** Start **
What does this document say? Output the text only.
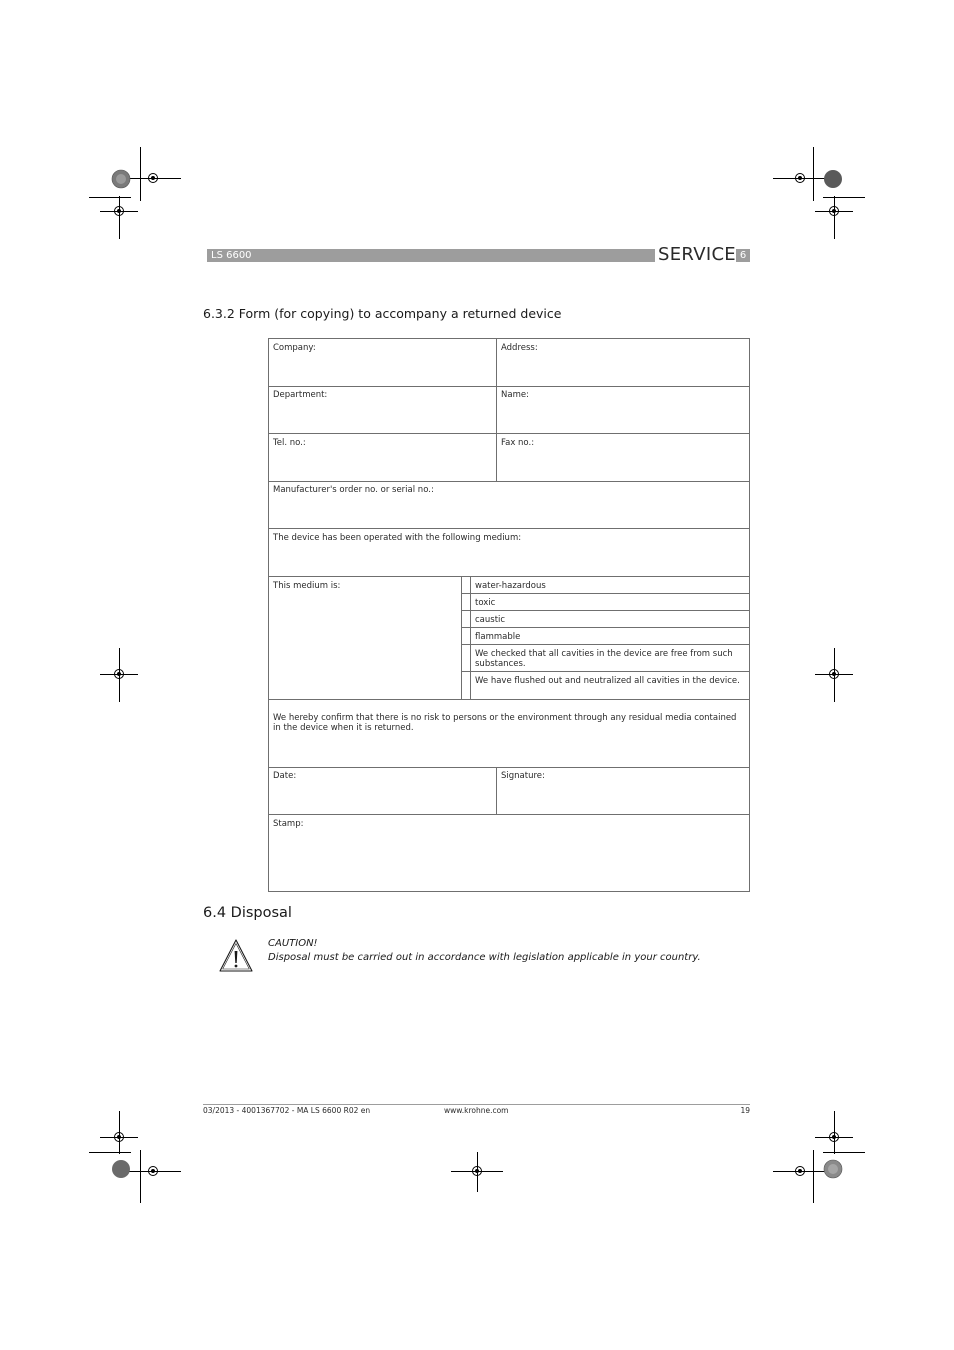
LS 6600	SERVICE 6
6.3.2 Form (for copying) to accompany a returned device
Company:	Address:
Department:	Name:
Tel. no.:	Fax no.:
Manufacturer's order no. or serial no.:
The device has been operated with the following medium:
This medium is:	water-hazardous
toxic
caustic
flammable
We checked that all cavities in the device are free from such substances.
We have flushed out and neutralized all cavities in the device.
We hereby confirm that there is no risk to persons or the environment through any residual media contained in the device when it is returned.
Date:	Signature:
Stamp:
6.4 Disposal
CAUTION!
Disposal must be carried out in accordance with legislation applicable in your country.
03/2013 - 4001367702 - MA LS 6600 R02 en	www.krohne.com	19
** End **
### GIVEN EXERCISE
Your task is to return the entries above exactly, with no pictures.

### EXERCISE RESPONSE
What does this document say? Output the text only.
LS 6600	SERVICE 6
6.3.2 Form (for copying) to accompany a returned device
Company:	Address:
Department:	Name:
Tel. no.:	Fax no.:
Manufacturer's order no. or serial no.:
The device has been operated with the following medium:
This medium is:	water-hazardous
toxic
caustic
flammable
We checked that all cavities in the device are free from such substances.
We have flushed out and neutralized all cavities in the device.
We hereby confirm that there is no risk to persons or the environment through any residual media contained in the device when it is returned.
Date:	Signature:
Stamp:
6.4 Disposal
CAUTION!
Disposal must be carried out in accordance with legislation applicable in your country.
03/2013 - 4001367702 - MA LS 6600 R02 en	www.krohne.com	19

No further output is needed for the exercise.